■ AIM ■
Below are the records; pull every line that includes "right".

[Data records]
★ ★ ★ ★ ★ ★ ★

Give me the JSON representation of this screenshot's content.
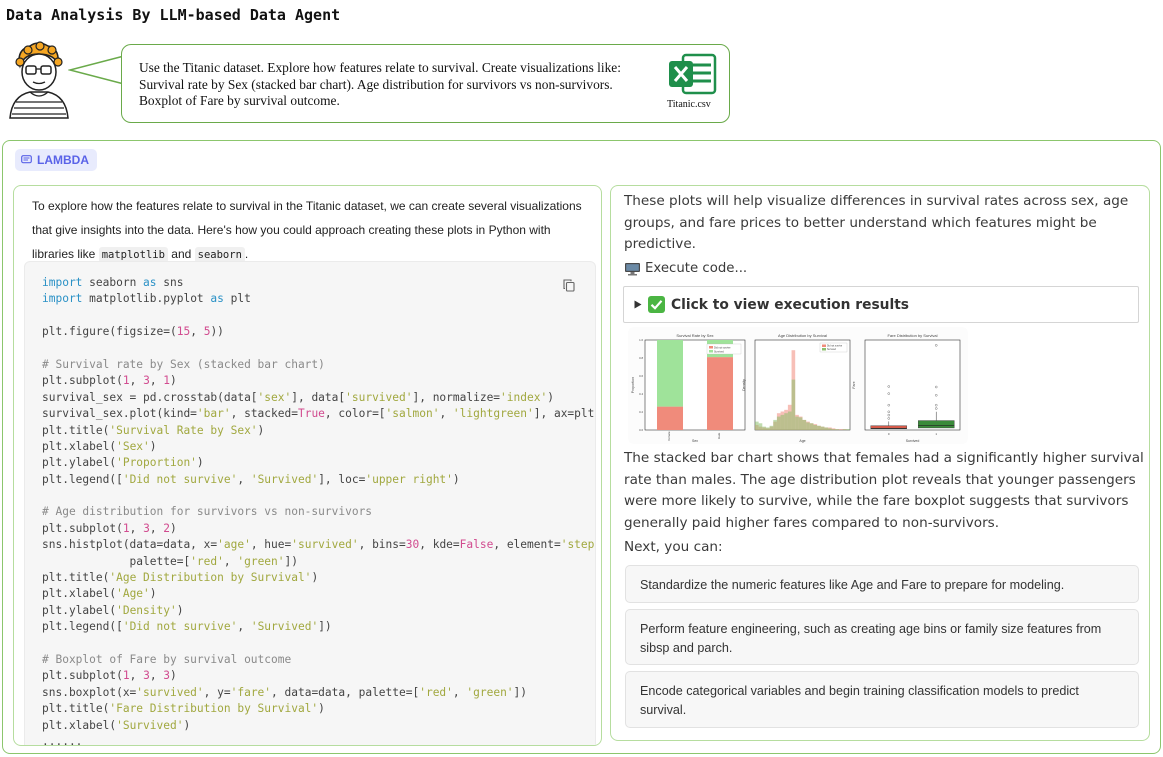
{
  "page_title": "Data Analysis By LLM-based Data Agent",
  "prompt": {
    "text": "Use the Titanic dataset. Explore how features relate to survival. Create visualizations like: Survival rate by Sex (stacked bar chart). Age distribution for survivors vs non-survivors. Boxplot of Fare by survival outcome.",
    "attachment_icon": "excel-file-icon",
    "attachment_name": "Titanic.csv"
  },
  "agent": {
    "badge_label": "LAMBDA",
    "badge_icon": "chat-icon"
  },
  "left": {
    "intro_part1": "To explore how the features relate to survival in the Titanic dataset, we can create several visualizations that give insights into the data. Here's how you could approach creating these plots in Python with libraries like",
    "lib1": "matplotlib",
    "and_word": "and",
    "lib2": "seaborn",
    "period": ".",
    "code_lines": [
      [
        [
          "kw",
          "import"
        ],
        [
          "p",
          " seaborn "
        ],
        [
          "kw",
          "as"
        ],
        [
          "p",
          " sns"
        ]
      ],
      [
        [
          "kw",
          "import"
        ],
        [
          "p",
          " matplotlib.pyplot "
        ],
        [
          "kw",
          "as"
        ],
        [
          "p",
          " plt"
        ]
      ],
      [],
      [
        [
          "p",
          "plt.figure(figsize=("
        ],
        [
          "num",
          "15"
        ],
        [
          "p",
          ", "
        ],
        [
          "num",
          "5"
        ],
        [
          "p",
          "))"
        ]
      ],
      [],
      [
        [
          "com",
          "# Survival rate by Sex (stacked bar chart)"
        ]
      ],
      [
        [
          "p",
          "plt.subplot("
        ],
        [
          "num",
          "1"
        ],
        [
          "p",
          ", "
        ],
        [
          "num",
          "3"
        ],
        [
          "p",
          ", "
        ],
        [
          "num",
          "1"
        ],
        [
          "p",
          ")"
        ]
      ],
      [
        [
          "p",
          "survival_sex = pd.crosstab(data["
        ],
        [
          "str",
          "'sex'"
        ],
        [
          "p",
          "], data["
        ],
        [
          "str",
          "'survived'"
        ],
        [
          "p",
          "], normalize="
        ],
        [
          "str",
          "'index'"
        ],
        [
          "p",
          ")"
        ]
      ],
      [
        [
          "p",
          "survival_sex.plot(kind="
        ],
        [
          "str",
          "'bar'"
        ],
        [
          "p",
          ", stacked="
        ],
        [
          "true",
          "True"
        ],
        [
          "p",
          ", color=["
        ],
        [
          "str",
          "'salmon'"
        ],
        [
          "p",
          ", "
        ],
        [
          "str",
          "'lightgreen'"
        ],
        [
          "p",
          "], ax=plt."
        ]
      ],
      [
        [
          "p",
          "plt.title("
        ],
        [
          "str",
          "'Survival Rate by Sex'"
        ],
        [
          "p",
          ")"
        ]
      ],
      [
        [
          "p",
          "plt.xlabel("
        ],
        [
          "str",
          "'Sex'"
        ],
        [
          "p",
          ")"
        ]
      ],
      [
        [
          "p",
          "plt.ylabel("
        ],
        [
          "str",
          "'Proportion'"
        ],
        [
          "p",
          ")"
        ]
      ],
      [
        [
          "p",
          "plt.legend(["
        ],
        [
          "str",
          "'Did not survive'"
        ],
        [
          "p",
          ", "
        ],
        [
          "str",
          "'Survived'"
        ],
        [
          "p",
          "], loc="
        ],
        [
          "str",
          "'upper right'"
        ],
        [
          "p",
          ")"
        ]
      ],
      [],
      [
        [
          "com",
          "# Age distribution for survivors vs non-survivors"
        ]
      ],
      [
        [
          "p",
          "plt.subplot("
        ],
        [
          "num",
          "1"
        ],
        [
          "p",
          ", "
        ],
        [
          "num",
          "3"
        ],
        [
          "p",
          ", "
        ],
        [
          "num",
          "2"
        ],
        [
          "p",
          ")"
        ]
      ],
      [
        [
          "p",
          "sns.histplot(data=data, x="
        ],
        [
          "str",
          "'age'"
        ],
        [
          "p",
          ", hue="
        ],
        [
          "str",
          "'survived'"
        ],
        [
          "p",
          ", bins="
        ],
        [
          "num",
          "30"
        ],
        [
          "p",
          ", kde="
        ],
        [
          "true",
          "False"
        ],
        [
          "p",
          ", element="
        ],
        [
          "str",
          "'step'"
        ]
      ],
      [
        [
          "p",
          "             palette=["
        ],
        [
          "str",
          "'red'"
        ],
        [
          "p",
          ", "
        ],
        [
          "str",
          "'green'"
        ],
        [
          "p",
          "])"
        ]
      ],
      [
        [
          "p",
          "plt.title("
        ],
        [
          "str",
          "'Age Distribution by Survival'"
        ],
        [
          "p",
          ")"
        ]
      ],
      [
        [
          "p",
          "plt.xlabel("
        ],
        [
          "str",
          "'Age'"
        ],
        [
          "p",
          ")"
        ]
      ],
      [
        [
          "p",
          "plt.ylabel("
        ],
        [
          "str",
          "'Density'"
        ],
        [
          "p",
          ")"
        ]
      ],
      [
        [
          "p",
          "plt.legend(["
        ],
        [
          "str",
          "'Did not survive'"
        ],
        [
          "p",
          ", "
        ],
        [
          "str",
          "'Survived'"
        ],
        [
          "p",
          "])"
        ]
      ],
      [],
      [
        [
          "com",
          "# Boxplot of Fare by survival outcome"
        ]
      ],
      [
        [
          "p",
          "plt.subplot("
        ],
        [
          "num",
          "1"
        ],
        [
          "p",
          ", "
        ],
        [
          "num",
          "3"
        ],
        [
          "p",
          ", "
        ],
        [
          "num",
          "3"
        ],
        [
          "p",
          ")"
        ]
      ],
      [
        [
          "p",
          "sns.boxplot(x="
        ],
        [
          "str",
          "'survived'"
        ],
        [
          "p",
          ", y="
        ],
        [
          "str",
          "'fare'"
        ],
        [
          "p",
          ", data=data, palette=["
        ],
        [
          "str",
          "'red'"
        ],
        [
          "p",
          ", "
        ],
        [
          "str",
          "'green'"
        ],
        [
          "p",
          "])"
        ]
      ],
      [
        [
          "p",
          "plt.title("
        ],
        [
          "str",
          "'Fare Distribution by Survival'"
        ],
        [
          "p",
          ")"
        ]
      ],
      [
        [
          "p",
          "plt.xlabel("
        ],
        [
          "str",
          "'Survived'"
        ],
        [
          "p",
          ")"
        ]
      ],
      [
        [
          "p",
          "......"
        ]
      ]
    ]
  },
  "right": {
    "para1": "These plots will help visualize differences in survival rates across sex, age groups, and fare prices to better understand which features might be predictive.",
    "exec_icon": "monitor-icon",
    "exec_label": "Execute code...",
    "details_label": "Click to view execution results",
    "para2": "The stacked bar chart shows that females had a significantly higher survival rate than males. The age distribution plot reveals that younger passengers were more likely to survive, while the fare boxplot suggests that survivors generally paid higher fares compared to non-survivors.",
    "next_label": "Next, you can:",
    "suggestions": [
      "Standardize the numeric features like Age and Fare to prepare for modeling.",
      "Perform feature engineering, such as creating age bins or family size features from sibsp and parch.",
      "Encode categorical variables and begin training classification models to predict survival."
    ]
  },
  "chart_data": [
    {
      "type": "bar",
      "title": "Survival Rate by Sex",
      "categories": [
        "female",
        "male"
      ],
      "series": [
        {
          "name": "Did not survive",
          "values": [
            0.26,
            0.81
          ]
        },
        {
          "name": "Survived",
          "values": [
            0.74,
            0.19
          ]
        }
      ],
      "xlabel": "Sex",
      "ylabel": "Proportion",
      "ylim": [
        0,
        1
      ],
      "stacked": true,
      "colors": [
        "#f08b7b",
        "#9fe39a"
      ],
      "legend": "top-right"
    },
    {
      "type": "bar",
      "title": "Age Distribution by Survival",
      "xlabel": "Age",
      "ylabel": "Density",
      "x": [
        2,
        5,
        8,
        11,
        14,
        17,
        20,
        23,
        26,
        29,
        32,
        35,
        38,
        41,
        44,
        47,
        50,
        53,
        56,
        59,
        62,
        65,
        68,
        71,
        74,
        77
      ],
      "series": [
        {
          "name": "Did not survive",
          "values": [
            6,
            4,
            3,
            2,
            4,
            10,
            20,
            22,
            24,
            30,
            95,
            18,
            16,
            12,
            10,
            8,
            7,
            5,
            4,
            3,
            3,
            2,
            1,
            1,
            1,
            0
          ]
        },
        {
          "name": "Survived",
          "values": [
            10,
            8,
            4,
            3,
            5,
            12,
            16,
            18,
            20,
            22,
            60,
            16,
            15,
            12,
            9,
            8,
            6,
            5,
            4,
            3,
            2,
            1,
            1,
            0,
            1,
            1
          ]
        }
      ],
      "colors": [
        "#f08b7b",
        "#8cbf6e"
      ],
      "legend": "top-right"
    },
    {
      "type": "box",
      "title": "Fare Distribution by Survival",
      "categories": [
        "0",
        "1"
      ],
      "xlabel": "Survived",
      "ylabel": "Fare",
      "boxes": [
        {
          "q1": 7.9,
          "median": 10.5,
          "q3": 26,
          "whisker_high": 52,
          "outliers": [
            70,
            90,
            110,
            150,
            220,
            263
          ]
        },
        {
          "q1": 12.5,
          "median": 26,
          "q3": 57,
          "whisker_high": 110,
          "outliers": [
            130,
            150,
            210,
            260,
            512
          ]
        }
      ],
      "colors": [
        "#d45a4a",
        "#3a8a3a"
      ]
    }
  ]
}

★ ★ ★ ★ ★ ★ ★

■ ANSWER FOR THE TASK ■
          "'upper right'"
  "right": {
      "legend": "top-right"
      "legend": "top-right"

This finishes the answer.